# start of PROVIDED MATERIAL

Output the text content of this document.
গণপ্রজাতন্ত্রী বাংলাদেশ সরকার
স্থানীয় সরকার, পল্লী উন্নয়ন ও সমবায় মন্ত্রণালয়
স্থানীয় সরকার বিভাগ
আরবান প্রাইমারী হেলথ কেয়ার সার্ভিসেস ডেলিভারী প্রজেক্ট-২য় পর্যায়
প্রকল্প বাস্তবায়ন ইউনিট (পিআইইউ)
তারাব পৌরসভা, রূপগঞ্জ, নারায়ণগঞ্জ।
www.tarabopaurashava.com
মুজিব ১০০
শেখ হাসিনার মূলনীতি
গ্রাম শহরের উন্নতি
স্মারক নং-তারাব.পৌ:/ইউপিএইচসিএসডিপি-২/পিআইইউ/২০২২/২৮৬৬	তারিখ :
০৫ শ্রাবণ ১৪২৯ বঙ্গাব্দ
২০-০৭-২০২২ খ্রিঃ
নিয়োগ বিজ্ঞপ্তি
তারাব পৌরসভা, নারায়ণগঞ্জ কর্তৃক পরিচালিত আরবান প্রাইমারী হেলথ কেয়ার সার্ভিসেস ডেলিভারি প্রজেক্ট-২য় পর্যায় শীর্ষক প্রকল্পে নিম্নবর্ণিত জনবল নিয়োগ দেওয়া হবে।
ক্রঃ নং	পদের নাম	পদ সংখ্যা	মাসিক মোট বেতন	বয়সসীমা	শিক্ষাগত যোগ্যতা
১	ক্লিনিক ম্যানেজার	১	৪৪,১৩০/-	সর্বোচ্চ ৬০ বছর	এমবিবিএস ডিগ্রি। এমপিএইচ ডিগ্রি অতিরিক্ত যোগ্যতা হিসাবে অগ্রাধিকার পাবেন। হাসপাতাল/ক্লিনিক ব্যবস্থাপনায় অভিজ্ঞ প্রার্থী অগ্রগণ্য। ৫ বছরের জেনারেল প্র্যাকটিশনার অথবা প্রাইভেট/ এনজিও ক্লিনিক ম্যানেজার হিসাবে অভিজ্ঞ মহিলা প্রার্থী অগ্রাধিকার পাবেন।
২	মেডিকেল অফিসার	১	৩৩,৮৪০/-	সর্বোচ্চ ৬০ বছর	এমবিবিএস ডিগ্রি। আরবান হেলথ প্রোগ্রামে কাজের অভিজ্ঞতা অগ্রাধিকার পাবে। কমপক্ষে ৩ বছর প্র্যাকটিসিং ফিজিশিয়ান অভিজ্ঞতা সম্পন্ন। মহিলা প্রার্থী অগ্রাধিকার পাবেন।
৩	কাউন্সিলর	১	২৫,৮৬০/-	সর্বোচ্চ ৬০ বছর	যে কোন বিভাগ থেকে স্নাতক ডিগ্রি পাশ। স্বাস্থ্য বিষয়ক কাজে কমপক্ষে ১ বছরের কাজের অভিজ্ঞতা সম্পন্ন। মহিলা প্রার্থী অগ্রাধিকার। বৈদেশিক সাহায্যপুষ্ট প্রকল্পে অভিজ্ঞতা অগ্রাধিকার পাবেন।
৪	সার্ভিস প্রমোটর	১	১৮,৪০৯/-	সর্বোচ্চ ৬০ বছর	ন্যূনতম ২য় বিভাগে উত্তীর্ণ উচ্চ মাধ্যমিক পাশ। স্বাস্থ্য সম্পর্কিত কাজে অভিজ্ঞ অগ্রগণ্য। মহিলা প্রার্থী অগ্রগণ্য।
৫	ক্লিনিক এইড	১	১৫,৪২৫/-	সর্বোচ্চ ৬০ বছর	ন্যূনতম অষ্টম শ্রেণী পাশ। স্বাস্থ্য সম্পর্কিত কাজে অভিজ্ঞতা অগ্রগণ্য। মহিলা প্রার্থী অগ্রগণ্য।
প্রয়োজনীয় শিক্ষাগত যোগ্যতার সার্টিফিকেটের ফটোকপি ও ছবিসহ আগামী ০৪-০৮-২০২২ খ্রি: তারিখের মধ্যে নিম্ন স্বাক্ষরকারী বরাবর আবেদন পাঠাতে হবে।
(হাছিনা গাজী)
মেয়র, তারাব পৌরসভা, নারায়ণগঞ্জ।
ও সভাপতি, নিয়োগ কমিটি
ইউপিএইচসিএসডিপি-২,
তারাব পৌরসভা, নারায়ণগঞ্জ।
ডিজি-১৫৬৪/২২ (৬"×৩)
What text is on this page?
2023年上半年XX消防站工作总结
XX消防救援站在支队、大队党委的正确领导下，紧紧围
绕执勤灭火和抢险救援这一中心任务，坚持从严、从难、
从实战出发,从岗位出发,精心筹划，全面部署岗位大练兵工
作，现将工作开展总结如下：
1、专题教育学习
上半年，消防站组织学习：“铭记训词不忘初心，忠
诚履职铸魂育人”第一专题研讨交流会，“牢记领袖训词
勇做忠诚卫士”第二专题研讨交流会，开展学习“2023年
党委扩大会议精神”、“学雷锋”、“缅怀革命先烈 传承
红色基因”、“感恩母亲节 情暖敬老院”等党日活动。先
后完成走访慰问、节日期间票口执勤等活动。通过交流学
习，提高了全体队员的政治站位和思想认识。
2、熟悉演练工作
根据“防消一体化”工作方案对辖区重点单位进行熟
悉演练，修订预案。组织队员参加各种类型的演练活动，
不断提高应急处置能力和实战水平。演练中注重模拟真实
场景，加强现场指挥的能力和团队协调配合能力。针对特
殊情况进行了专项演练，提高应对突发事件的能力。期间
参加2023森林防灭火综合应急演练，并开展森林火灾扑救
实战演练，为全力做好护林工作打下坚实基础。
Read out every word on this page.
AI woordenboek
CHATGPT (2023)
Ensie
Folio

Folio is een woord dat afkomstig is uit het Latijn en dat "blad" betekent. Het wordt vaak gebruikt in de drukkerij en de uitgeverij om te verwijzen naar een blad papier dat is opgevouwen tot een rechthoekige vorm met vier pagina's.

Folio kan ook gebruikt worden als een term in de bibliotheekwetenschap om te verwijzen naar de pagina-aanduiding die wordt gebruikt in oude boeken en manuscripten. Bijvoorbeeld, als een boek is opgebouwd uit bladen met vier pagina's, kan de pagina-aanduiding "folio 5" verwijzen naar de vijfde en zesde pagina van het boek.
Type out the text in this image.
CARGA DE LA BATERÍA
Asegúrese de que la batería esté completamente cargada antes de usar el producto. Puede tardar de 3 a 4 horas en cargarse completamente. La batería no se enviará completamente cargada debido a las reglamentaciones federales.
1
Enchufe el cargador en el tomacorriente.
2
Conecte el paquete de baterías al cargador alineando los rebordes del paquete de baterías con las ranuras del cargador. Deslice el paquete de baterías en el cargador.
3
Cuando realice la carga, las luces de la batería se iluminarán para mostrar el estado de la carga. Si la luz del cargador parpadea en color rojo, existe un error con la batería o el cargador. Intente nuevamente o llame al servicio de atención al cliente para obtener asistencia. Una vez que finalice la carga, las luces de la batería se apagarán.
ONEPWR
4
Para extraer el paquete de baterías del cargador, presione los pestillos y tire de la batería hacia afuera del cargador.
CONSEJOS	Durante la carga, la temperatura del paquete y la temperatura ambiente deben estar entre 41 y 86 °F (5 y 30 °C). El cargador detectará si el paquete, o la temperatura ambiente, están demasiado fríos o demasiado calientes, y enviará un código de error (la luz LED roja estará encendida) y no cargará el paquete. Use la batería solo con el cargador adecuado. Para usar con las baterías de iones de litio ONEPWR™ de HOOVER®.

# end of PROVIDED MATERIAL

- REQUIREMENTS
Scan the data above; copy every line where "vier" appears.

- WORKED SOLUTION
Folio is een woord dat afkomstig is uit het Latijn en dat "blad" betekent. Het wordt vaak gebruikt in de drukkerij en de uitgeverij om te verwijzen naar een blad papier dat is opgevouwen tot een rechthoekige vorm met vier pagina's.
Folio kan ook gebruikt worden als een term in de bibliotheekwetenschap om te verwijzen naar de pagina-aanduiding die wordt gebruikt in oude boeken en manuscripten. Bijvoorbeeld, als een boek is opgebouwd uit bladen met vier pagina's, kan de pagina-aanduiding "folio 5" verwijzen naar de vijfde en zesde pagina van het boek.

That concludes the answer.